- [What is being asked]: All entries should be output exactly as they stand.

Figure record extracts:
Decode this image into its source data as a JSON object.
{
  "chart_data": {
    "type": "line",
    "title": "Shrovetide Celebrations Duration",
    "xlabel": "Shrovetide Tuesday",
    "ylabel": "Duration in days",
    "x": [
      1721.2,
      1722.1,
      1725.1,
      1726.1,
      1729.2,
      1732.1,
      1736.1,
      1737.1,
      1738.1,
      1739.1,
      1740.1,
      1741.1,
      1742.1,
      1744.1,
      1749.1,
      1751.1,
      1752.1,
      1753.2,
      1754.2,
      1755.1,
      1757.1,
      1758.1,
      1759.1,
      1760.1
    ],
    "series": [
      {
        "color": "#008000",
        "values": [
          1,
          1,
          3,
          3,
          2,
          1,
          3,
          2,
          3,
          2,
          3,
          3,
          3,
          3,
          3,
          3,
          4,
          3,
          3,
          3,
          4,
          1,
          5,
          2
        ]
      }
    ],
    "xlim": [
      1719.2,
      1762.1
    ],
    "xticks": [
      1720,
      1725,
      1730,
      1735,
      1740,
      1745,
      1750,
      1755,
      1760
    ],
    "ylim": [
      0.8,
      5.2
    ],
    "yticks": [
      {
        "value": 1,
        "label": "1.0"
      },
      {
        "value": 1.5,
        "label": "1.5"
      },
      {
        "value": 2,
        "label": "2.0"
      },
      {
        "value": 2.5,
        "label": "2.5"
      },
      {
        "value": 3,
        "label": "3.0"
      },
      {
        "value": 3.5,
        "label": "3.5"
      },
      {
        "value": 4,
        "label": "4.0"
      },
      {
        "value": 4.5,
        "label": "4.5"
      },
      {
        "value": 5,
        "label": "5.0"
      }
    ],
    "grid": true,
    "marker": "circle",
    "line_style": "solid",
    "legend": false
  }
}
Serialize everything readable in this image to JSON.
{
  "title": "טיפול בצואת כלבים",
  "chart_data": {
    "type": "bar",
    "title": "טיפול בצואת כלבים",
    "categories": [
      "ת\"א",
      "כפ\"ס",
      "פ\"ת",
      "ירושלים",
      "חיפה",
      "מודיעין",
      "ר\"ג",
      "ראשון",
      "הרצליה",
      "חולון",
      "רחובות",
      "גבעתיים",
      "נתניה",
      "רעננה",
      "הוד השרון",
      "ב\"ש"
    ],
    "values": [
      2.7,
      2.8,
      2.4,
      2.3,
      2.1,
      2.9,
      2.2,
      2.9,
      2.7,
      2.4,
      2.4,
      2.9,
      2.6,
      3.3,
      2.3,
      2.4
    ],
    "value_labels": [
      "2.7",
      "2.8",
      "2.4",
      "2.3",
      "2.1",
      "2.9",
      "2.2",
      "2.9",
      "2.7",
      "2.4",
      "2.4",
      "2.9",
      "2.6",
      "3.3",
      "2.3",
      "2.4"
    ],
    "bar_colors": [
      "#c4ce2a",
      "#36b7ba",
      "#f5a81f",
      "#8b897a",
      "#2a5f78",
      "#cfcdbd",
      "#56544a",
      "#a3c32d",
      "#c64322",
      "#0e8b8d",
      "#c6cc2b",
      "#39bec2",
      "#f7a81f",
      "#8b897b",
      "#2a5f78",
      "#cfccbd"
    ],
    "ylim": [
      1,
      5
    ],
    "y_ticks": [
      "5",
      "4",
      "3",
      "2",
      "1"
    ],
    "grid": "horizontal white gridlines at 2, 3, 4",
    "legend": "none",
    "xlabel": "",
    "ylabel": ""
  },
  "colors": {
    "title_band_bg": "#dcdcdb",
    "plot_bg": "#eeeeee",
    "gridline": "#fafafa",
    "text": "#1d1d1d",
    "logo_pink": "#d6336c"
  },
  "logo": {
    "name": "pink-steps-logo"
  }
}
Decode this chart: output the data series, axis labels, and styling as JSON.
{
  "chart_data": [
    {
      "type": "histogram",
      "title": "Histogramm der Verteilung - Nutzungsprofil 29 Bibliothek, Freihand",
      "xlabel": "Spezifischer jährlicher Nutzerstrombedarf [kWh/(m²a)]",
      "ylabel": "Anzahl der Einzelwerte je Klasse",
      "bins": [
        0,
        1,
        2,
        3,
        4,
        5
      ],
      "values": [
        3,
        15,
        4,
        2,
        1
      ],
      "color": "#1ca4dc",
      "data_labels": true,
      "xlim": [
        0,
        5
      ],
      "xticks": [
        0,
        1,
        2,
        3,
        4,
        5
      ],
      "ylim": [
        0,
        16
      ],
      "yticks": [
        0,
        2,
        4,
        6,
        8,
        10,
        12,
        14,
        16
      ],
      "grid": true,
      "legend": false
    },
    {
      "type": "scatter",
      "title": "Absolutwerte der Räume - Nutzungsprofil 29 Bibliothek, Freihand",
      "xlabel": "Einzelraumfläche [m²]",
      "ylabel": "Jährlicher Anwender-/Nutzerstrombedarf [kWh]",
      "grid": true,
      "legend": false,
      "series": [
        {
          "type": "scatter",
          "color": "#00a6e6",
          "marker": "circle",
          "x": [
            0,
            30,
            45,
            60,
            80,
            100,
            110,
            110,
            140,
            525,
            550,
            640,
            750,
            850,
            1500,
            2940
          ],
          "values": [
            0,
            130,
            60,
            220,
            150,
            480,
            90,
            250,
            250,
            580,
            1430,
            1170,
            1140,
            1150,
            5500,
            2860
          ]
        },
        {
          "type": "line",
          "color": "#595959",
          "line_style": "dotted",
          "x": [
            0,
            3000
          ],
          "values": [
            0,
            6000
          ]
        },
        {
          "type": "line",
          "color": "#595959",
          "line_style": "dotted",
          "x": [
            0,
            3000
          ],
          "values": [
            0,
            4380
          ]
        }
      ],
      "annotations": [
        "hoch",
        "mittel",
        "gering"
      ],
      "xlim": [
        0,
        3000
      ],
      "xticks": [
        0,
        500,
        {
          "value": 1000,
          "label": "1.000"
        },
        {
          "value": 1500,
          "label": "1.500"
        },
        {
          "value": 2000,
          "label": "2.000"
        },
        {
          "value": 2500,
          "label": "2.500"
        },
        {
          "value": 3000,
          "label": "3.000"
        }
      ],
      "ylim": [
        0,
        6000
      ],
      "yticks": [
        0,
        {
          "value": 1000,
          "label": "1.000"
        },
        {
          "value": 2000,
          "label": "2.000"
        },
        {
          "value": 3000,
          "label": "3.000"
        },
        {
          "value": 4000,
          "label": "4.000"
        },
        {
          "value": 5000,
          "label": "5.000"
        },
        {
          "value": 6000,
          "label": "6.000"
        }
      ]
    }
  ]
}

- [Output of the exercise]:
Decode this image into its source data as a JSON object.
{
  "chart_data": {
    "type": "line",
    "title": "Shrovetide Celebrations Duration",
    "xlabel": "Shrovetide Tuesday",
    "ylabel": "Duration in days",
    "x": [
      1721.2,
      1722.1,
      1725.1,
      1726.1,
      1729.2,
      1732.1,
      1736.1,
      1737.1,
      1738.1,
      1739.1,
      1740.1,
      1741.1,
      1742.1,
      1744.1,
      1749.1,
      1751.1,
      1752.1,
      1753.2,
      1754.2,
      1755.1,
      1757.1,
      1758.1,
      1759.1,
      1760.1
    ],
    "series": [
      {
        "color": "#008000",
        "values": [
          1,
          1,
          3,
          3,
          2,
          1,
          3,
          2,
          3,
          2,
          3,
          3,
          3,
          3,
          3,
          3,
          4,
          3,
          3,
          3,
          4,
          1,
          5,
          2
        ]
      }
    ],
    "xlim": [
      1719.2,
      1762.1
    ],
    "xticks": [
      1720,
      1725,
      1730,
      1735,
      1740,
      1745,
      1750,
      1755,
      1760
    ],
    "ylim": [
      0.8,
      5.2
    ],
    "yticks": [
      {
        "value": 1,
        "label": "1.0"
      },
      {
        "value": 1.5,
        "label": "1.5"
      },
      {
        "value": 2,
        "label": "2.0"
      },
      {
        "value": 2.5,
        "label": "2.5"
      },
      {
        "value": 3,
        "label": "3.0"
      },
      {
        "value": 3.5,
        "label": "3.5"
      },
      {
        "value": 4,
        "label": "4.0"
      },
      {
        "value": 4.5,
        "label": "4.5"
      },
      {
        "value": 5,
        "label": "5.0"
      }
    ],
    "grid": true,
    "marker": "circle",
    "line_style": "solid",
    "legend": false
  }
}
Serialize everything readable in this image to JSON.
{
  "title": "טיפול בצואת כלבים",
  "chart_data": {
    "type": "bar",
    "title": "טיפול בצואת כלבים",
    "categories": [
      "ת\"א",
      "כפ\"ס",
      "פ\"ת",
      "ירושלים",
      "חיפה",
      "מודיעין",
      "ר\"ג",
      "ראשון",
      "הרצליה",
      "חולון",
      "רחובות",
      "גבעתיים",
      "נתניה",
      "רעננה",
      "הוד השרון",
      "ב\"ש"
    ],
    "values": [
      2.7,
      2.8,
      2.4,
      2.3,
      2.1,
      2.9,
      2.2,
      2.9,
      2.7,
      2.4,
      2.4,
      2.9,
      2.6,
      3.3,
      2.3,
      2.4
    ],
    "value_labels": [
      "2.7",
      "2.8",
      "2.4",
      "2.3",
      "2.1",
      "2.9",
      "2.2",
      "2.9",
      "2.7",
      "2.4",
      "2.4",
      "2.9",
      "2.6",
      "3.3",
      "2.3",
      "2.4"
    ],
    "bar_colors": [
      "#c4ce2a",
      "#36b7ba",
      "#f5a81f",
      "#8b897a",
      "#2a5f78",
      "#cfcdbd",
      "#56544a",
      "#a3c32d",
      "#c64322",
      "#0e8b8d",
      "#c6cc2b",
      "#39bec2",
      "#f7a81f",
      "#8b897b",
      "#2a5f78",
      "#cfccbd"
    ],
    "ylim": [
      1,
      5
    ],
    "y_ticks": [
      "5",
      "4",
      "3",
      "2",
      "1"
    ],
    "grid": "horizontal white gridlines at 2, 3, 4",
    "legend": "none",
    "xlabel": "",
    "ylabel": ""
  },
  "colors": {
    "title_band_bg": "#dcdcdb",
    "plot_bg": "#eeeeee",
    "gridline": "#fafafa",
    "text": "#1d1d1d",
    "logo_pink": "#d6336c"
  },
  "logo": {
    "name": "pink-steps-logo"
  }
}
Decode this chart: output the data series, axis labels, and styling as JSON.
{
  "chart_data": [
    {
      "type": "histogram",
      "title": "Histogramm der Verteilung - Nutzungsprofil 29 Bibliothek, Freihand",
      "xlabel": "Spezifischer jährlicher Nutzerstrombedarf [kWh/(m²a)]",
      "ylabel": "Anzahl der Einzelwerte je Klasse",
      "bins": [
        0,
        1,
        2,
        3,
        4,
        5
      ],
      "values": [
        3,
        15,
        4,
        2,
        1
      ],
      "color": "#1ca4dc",
      "data_labels": true,
      "xlim": [
        0,
        5
      ],
      "xticks": [
        0,
        1,
        2,
        3,
        4,
        5
      ],
      "ylim": [
        0,
        16
      ],
      "yticks": [
        0,
        2,
        4,
        6,
        8,
        10,
        12,
        14,
        16
      ],
      "grid": true,
      "legend": false
    },
    {
      "type": "scatter",
      "title": "Absolutwerte der Räume - Nutzungsprofil 29 Bibliothek, Freihand",
      "xlabel": "Einzelraumfläche [m²]",
      "ylabel": "Jährlicher Anwender-/Nutzerstrombedarf [kWh]",
      "grid": true,
      "legend": false,
      "series": [
        {
          "type": "scatter",
          "color": "#00a6e6",
          "marker": "circle",
          "x": [
            0,
            30,
            45,
            60,
            80,
            100,
            110,
            110,
            140,
            525,
            550,
            640,
            750,
            850,
            1500,
            2940
          ],
          "values": [
            0,
            130,
            60,
            220,
            150,
            480,
            90,
            250,
            250,
            580,
            1430,
            1170,
            1140,
            1150,
            5500,
            2860
          ]
        },
        {
          "type": "line",
          "color": "#595959",
          "line_style": "dotted",
          "x": [
            0,
            3000
          ],
          "values": [
            0,
            6000
          ]
        },
        {
          "type": "line",
          "color": "#595959",
          "line_style": "dotted",
          "x": [
            0,
            3000
          ],
          "values": [
            0,
            4380
          ]
        }
      ],
      "annotations": [
        "hoch",
        "mittel",
        "gering"
      ],
      "xlim": [
        0,
        3000
      ],
      "xticks": [
        0,
        500,
        {
          "value": 1000,
          "label": "1.000"
        },
        {
          "value": 1500,
          "label": "1.500"
        },
        {
          "value": 2000,
          "label": "2.000"
        },
        {
          "value": 2500,
          "label": "2.500"
        },
        {
          "value": 3000,
          "label": "3.000"
        }
      ],
      "ylim": [
        0,
        6000
      ],
      "yticks": [
        0,
        {
          "value": 1000,
          "label": "1.000"
        },
        {
          "value": 2000,
          "label": "2.000"
        },
        {
          "value": 3000,
          "label": "3.000"
        },
        {
          "value": 4000,
          "label": "4.000"
        },
        {
          "value": 5000,
          "label": "5.000"
        },
        {
          "value": 6000,
          "label": "6.000"
        }
      ]
    }
  ]
}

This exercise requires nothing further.